_SUPPLIED PASSAGE:_
* * * * * * * * *
# Rosemary is looking VERY pregnant



## Mini Goat Lover (May 4, 2011)

My doe DesertNanny EC Blue Rosemary is only 2 1/2 months pregnant and she already looks like she's going to pop! I'm thinking she will have triplets or quads.


----------



## freedomstarfarm (Mar 25, 2011)

Hope that there are lots of little :kidder: in there for you.


----------



## RMADairyGoats (Jun 20, 2011)

Happy kidding! :thumb: Hoping for :kidred: :kidred: :kidred:


----------



## JackMilliken (Jul 29, 2011)

Hope all goes well when she kids.


----------



## luvmyherd (Apr 9, 2011)

My Tabatha is like that. I cannot believe she is not due until late February. She looks HUGE. Her daughters are only a few weeks behind her and do not look nearly as large.
Good luck with your birthings.


----------



## toth boer goats (Jul 20, 2008)

Happy Kidding.... :thumb: :hi5:


----------



## Mini Goat Lover (May 4, 2011)

Rosemary today.


----------



## Mini Goat Lover (May 4, 2011)
* * * * * * * * *
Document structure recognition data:
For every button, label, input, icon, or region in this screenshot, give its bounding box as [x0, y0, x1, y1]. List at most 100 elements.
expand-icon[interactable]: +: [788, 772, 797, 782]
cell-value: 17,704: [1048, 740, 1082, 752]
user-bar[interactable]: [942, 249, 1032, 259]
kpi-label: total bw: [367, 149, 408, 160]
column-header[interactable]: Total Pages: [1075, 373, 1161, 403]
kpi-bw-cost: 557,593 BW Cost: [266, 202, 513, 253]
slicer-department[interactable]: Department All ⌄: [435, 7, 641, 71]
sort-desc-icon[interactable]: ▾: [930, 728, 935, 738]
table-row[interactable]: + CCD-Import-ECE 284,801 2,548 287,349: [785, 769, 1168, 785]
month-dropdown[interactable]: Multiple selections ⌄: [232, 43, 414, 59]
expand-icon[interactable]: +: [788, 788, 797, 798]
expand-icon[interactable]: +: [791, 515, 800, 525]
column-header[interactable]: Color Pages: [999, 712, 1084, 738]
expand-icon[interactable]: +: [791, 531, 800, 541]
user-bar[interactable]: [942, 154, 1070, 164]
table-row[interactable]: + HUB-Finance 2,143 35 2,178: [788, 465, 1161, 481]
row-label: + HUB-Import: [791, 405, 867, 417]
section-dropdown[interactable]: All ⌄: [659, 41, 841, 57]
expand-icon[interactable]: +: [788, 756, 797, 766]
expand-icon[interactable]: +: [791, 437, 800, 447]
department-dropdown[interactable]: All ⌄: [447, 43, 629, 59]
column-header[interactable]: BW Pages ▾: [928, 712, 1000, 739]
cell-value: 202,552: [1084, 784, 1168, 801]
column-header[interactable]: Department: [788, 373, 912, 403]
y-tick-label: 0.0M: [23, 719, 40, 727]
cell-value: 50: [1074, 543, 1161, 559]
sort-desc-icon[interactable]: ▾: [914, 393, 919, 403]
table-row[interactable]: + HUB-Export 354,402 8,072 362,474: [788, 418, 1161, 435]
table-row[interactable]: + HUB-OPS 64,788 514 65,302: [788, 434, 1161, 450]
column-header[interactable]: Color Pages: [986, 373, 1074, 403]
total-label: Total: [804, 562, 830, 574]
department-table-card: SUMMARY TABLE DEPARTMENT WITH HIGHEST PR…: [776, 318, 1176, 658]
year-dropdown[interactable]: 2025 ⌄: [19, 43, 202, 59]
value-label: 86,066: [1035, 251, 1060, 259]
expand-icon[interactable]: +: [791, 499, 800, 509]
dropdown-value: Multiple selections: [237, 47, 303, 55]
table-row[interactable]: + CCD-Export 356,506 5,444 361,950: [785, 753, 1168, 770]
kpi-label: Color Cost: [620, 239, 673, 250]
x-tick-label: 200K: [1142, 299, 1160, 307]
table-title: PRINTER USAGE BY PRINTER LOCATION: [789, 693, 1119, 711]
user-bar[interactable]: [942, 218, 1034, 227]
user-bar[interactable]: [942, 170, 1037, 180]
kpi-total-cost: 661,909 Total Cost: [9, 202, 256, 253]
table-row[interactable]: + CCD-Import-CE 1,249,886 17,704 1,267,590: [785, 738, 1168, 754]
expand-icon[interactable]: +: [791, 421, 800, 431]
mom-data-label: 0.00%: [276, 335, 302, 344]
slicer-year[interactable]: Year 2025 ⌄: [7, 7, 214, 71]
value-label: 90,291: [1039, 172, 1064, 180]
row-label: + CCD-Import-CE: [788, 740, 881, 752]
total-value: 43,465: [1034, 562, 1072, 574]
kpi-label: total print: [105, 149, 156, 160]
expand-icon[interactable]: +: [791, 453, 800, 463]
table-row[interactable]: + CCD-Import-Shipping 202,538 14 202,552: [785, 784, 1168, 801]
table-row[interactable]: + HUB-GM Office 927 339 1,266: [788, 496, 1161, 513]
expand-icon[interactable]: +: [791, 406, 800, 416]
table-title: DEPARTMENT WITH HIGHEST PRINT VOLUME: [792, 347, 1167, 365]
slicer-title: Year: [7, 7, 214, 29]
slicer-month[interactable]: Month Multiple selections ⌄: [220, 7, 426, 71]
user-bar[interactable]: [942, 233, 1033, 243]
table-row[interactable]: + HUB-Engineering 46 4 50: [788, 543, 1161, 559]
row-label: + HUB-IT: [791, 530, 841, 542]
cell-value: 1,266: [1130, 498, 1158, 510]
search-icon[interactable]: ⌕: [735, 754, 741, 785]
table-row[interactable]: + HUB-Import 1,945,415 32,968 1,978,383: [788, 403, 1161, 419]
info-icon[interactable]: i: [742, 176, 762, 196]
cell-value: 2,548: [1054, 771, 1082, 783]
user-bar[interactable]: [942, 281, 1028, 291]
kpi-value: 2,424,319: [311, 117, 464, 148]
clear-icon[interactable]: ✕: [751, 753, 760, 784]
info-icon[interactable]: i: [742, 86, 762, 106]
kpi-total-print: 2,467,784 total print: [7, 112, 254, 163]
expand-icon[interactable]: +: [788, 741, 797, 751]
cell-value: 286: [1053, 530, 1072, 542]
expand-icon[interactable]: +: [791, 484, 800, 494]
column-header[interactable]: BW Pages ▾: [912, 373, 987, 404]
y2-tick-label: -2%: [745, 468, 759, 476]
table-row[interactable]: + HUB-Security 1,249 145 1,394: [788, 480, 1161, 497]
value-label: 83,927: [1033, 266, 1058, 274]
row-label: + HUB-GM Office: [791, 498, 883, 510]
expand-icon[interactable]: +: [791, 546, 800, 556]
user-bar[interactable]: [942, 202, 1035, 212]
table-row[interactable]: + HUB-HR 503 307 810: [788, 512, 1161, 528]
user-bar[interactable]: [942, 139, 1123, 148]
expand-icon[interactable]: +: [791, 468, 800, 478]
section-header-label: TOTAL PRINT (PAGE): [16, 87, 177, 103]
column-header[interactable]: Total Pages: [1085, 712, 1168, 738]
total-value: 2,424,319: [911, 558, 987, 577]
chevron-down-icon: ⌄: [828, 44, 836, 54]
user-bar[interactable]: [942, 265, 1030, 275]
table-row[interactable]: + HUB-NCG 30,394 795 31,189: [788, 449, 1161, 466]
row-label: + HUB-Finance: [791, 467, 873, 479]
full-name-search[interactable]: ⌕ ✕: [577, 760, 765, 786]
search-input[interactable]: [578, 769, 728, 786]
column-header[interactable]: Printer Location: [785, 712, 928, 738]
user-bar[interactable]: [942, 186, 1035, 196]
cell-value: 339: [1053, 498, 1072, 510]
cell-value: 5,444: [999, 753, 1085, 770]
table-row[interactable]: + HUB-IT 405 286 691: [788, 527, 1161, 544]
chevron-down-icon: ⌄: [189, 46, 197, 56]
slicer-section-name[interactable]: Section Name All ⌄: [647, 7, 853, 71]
* * * * * * * * *
_TASKS FOR THIS EXERCISE:_
a: Please summarize the goat pregnancy thread in two sentences.
b: Answer these questions about the goat pregnancy thread:
(i) How far along is Rosemary's pregnancy?
(ii) When is Tabatha due?
(iii) How do Tabatha's daughters compare with her?

_EXERCISE RESPONSES:_
a: A member says her doe DesertNanny EC Blue Rosemary is only 2 1/2 months pregnant but already looks like she's going to pop, and she expects triplets or quads. Other members wish her a happy kidding, and one says her doe Tabatha also looks huge even though she isn't due until late February.

b:
(i) 2 1/2 months.
(ii) Late February.
(iii) They are only a few weeks behind her but do not look nearly as large.